PAGE EXCERPT>
=======

Here comes a new challenge... err!


#1

みなさん、こんにちは!

Recently, Hacker News featured this new language learning tool named Clozemaster. It looks interesting and kind of cool but I’d love to know your opinion because this Sacred Community is the most animated, enthusiastic, passionate and psyched as much as hard-hearted, merciless, ruthless and severe when it comes to language learning tools. I crave your opinion, my respected fellow Crabigator followers.

For your convenience, I’ll copy right here the very own words of the creator right from the post he created to promote his child:


Hi Hacker News! My name’s Mike. I’m the creator of Clozemaster.

Clozemaster is language learning through mass exposure to vocabulary in context. The goal is to fill in the missing word in a given sentence. The missing word is the most difficult word in the sentence according a frequency list for that language, and the sentences are from the awesome dataset at Tatoeba.

I started the site just under a year ago to answer the question “what should I do after finishing Duolingo?”. Since then it’s grown to support over 50 languages, mobile apps, and thousands of users. It’s useful for learners at almost any level, from beginner to advanced, and makes a great complement to Duolingo, textbooks, classrooms, etc. to practice vocab in context.

You can play the Fluency Fast Track which gives you a sentence for each unique missing word in order of increasing difficulty, jump in to sentences grouped by frequency from the 100 most common words to the 10,000 most common, or just play random sentences. There’s also “cloze-listening” - hear the sentence first, then see it and fill in the missing word.

=======

Box annotation data:

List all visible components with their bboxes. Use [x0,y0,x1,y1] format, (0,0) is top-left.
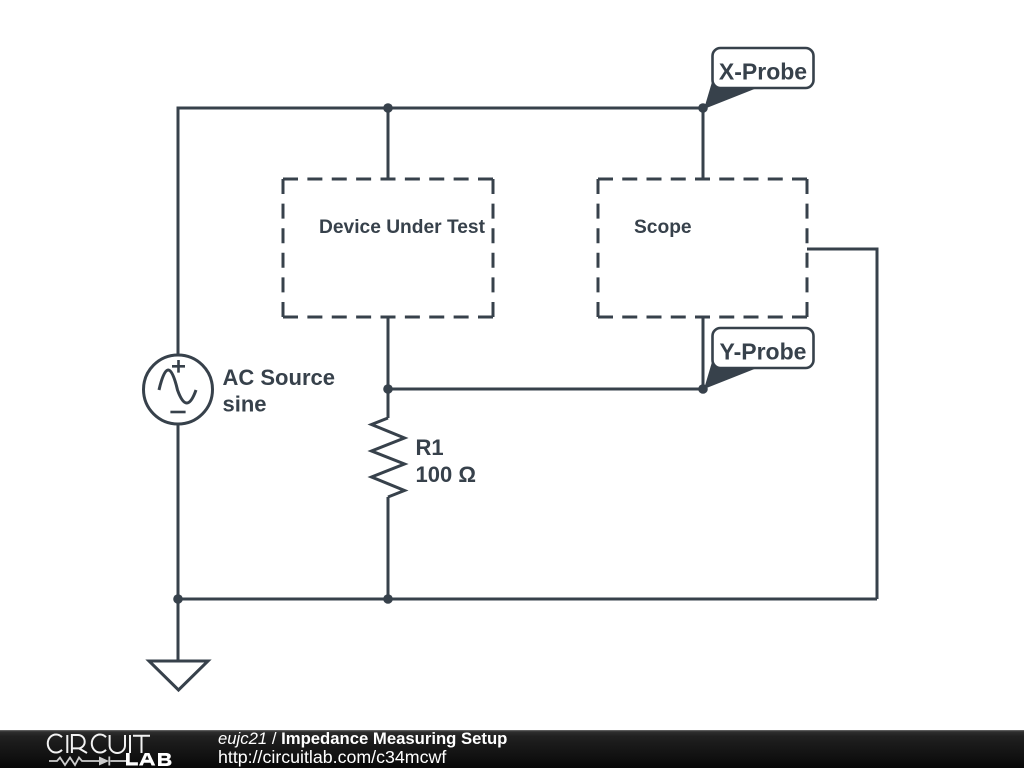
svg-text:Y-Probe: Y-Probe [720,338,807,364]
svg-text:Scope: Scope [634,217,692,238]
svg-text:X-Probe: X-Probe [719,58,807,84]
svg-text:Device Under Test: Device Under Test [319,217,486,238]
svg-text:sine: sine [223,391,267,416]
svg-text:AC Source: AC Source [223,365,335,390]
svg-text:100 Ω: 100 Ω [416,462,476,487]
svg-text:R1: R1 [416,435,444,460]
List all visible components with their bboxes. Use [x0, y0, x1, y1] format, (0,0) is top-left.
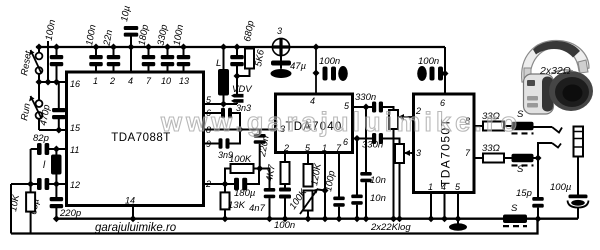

=======

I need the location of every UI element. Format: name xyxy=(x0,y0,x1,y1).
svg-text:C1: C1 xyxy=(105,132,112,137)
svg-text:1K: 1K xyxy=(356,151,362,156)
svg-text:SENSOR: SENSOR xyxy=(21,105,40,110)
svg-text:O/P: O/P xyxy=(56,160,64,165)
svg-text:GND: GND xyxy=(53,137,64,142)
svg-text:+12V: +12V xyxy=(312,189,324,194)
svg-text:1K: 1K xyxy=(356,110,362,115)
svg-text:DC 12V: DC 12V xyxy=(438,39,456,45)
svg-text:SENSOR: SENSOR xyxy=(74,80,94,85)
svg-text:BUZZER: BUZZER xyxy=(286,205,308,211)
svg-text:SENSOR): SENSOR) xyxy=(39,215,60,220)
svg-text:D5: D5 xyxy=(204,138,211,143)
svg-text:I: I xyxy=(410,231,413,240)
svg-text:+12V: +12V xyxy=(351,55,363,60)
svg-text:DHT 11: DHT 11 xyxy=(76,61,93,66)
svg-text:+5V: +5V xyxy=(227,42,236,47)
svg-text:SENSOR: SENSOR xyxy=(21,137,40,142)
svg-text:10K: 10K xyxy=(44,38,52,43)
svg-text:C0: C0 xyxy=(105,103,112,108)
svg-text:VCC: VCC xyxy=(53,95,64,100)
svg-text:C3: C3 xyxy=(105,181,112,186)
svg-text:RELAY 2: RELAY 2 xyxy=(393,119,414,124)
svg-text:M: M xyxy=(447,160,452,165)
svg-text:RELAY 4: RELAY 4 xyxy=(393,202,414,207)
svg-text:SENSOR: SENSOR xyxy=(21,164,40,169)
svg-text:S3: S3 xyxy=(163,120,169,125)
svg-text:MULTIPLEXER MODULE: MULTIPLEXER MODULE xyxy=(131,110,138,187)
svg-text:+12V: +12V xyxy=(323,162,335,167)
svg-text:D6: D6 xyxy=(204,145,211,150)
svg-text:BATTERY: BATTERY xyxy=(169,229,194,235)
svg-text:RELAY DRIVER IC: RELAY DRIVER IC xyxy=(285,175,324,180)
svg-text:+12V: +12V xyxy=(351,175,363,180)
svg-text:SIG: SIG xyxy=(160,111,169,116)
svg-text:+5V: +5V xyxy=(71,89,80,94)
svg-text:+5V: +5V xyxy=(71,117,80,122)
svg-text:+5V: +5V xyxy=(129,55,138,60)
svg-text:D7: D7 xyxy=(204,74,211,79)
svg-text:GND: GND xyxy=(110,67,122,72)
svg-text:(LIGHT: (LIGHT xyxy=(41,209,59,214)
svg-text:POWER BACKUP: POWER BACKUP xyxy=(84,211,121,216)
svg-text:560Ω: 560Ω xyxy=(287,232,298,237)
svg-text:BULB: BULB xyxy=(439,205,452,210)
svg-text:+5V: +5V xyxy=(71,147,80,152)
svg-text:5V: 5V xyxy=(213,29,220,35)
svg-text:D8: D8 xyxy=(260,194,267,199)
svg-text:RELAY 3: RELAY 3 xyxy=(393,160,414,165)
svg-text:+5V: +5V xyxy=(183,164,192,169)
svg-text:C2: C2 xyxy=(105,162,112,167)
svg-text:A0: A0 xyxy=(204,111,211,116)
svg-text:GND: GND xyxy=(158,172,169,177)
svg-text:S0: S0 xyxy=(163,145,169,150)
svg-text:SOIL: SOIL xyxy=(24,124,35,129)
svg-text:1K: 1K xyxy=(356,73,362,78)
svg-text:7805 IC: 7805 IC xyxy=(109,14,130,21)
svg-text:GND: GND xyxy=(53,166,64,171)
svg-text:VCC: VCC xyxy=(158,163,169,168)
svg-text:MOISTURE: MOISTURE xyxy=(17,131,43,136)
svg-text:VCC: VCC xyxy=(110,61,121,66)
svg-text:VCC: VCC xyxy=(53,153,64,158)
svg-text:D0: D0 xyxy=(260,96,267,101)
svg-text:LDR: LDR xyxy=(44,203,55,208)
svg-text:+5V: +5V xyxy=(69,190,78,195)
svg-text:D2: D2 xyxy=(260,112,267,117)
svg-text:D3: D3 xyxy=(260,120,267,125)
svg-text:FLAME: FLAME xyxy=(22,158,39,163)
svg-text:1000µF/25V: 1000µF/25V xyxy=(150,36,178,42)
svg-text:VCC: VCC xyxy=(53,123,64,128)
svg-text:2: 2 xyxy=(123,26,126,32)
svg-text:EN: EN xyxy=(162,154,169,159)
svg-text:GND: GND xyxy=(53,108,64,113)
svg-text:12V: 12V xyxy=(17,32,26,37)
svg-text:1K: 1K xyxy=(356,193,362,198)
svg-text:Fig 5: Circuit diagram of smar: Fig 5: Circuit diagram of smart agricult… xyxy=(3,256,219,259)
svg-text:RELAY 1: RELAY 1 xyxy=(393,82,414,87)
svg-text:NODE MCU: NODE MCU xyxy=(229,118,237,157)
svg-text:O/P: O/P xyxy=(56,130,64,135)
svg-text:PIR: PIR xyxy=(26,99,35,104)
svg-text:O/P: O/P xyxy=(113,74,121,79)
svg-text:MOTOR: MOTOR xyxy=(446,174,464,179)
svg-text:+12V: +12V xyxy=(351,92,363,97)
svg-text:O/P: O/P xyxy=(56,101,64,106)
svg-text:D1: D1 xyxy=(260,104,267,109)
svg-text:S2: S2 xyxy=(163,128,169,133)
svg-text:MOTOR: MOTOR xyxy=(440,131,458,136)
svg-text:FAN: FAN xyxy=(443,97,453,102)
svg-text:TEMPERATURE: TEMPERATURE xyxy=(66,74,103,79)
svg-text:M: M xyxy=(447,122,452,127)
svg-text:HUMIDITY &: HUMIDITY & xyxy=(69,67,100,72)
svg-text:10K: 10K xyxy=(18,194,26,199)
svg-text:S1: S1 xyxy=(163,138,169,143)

=======

WORK TO COMPLETE>
**a)** Quote the Clozemaster post between "I started the" and "the missing word.", inclusive.
**b)** Condense the paragraph of the Clozemaster post that begins "Clozemaster is language learning through mass exposure" into a shorter version that keeps its main facts.
None of the items are needed here.

SOLUTIONS BELOW>
**a)**
I started the site just under a year ago to answer the question “what should I do after finishing Duolingo?”. Since then it’s grown to support over 50 languages, mobile apps, and thousands of users. It’s useful for learners at almost any level, from beginner to advanced, and makes a great complement to Duolingo, textbooks, classrooms, etc. to practice vocab in context.

You can play the Fluency Fast Track which gives you a sentence for each unique missing word in order of increasing difficulty, jump in to sentences grouped by frequency from the 100 most common words to the 10,000 most common, or just play random sentences. There’s also “cloze-listening” - hear the sentence first, then see it and fill in the missing word.

**b)** Clozemaster teaches languages through heavy exposure to vocabulary in context. The learner fills in a missing word in a sentence. That word is the sentence's hardest, judged by a frequency list for the language, and the sentences come from the Tatoeba dataset.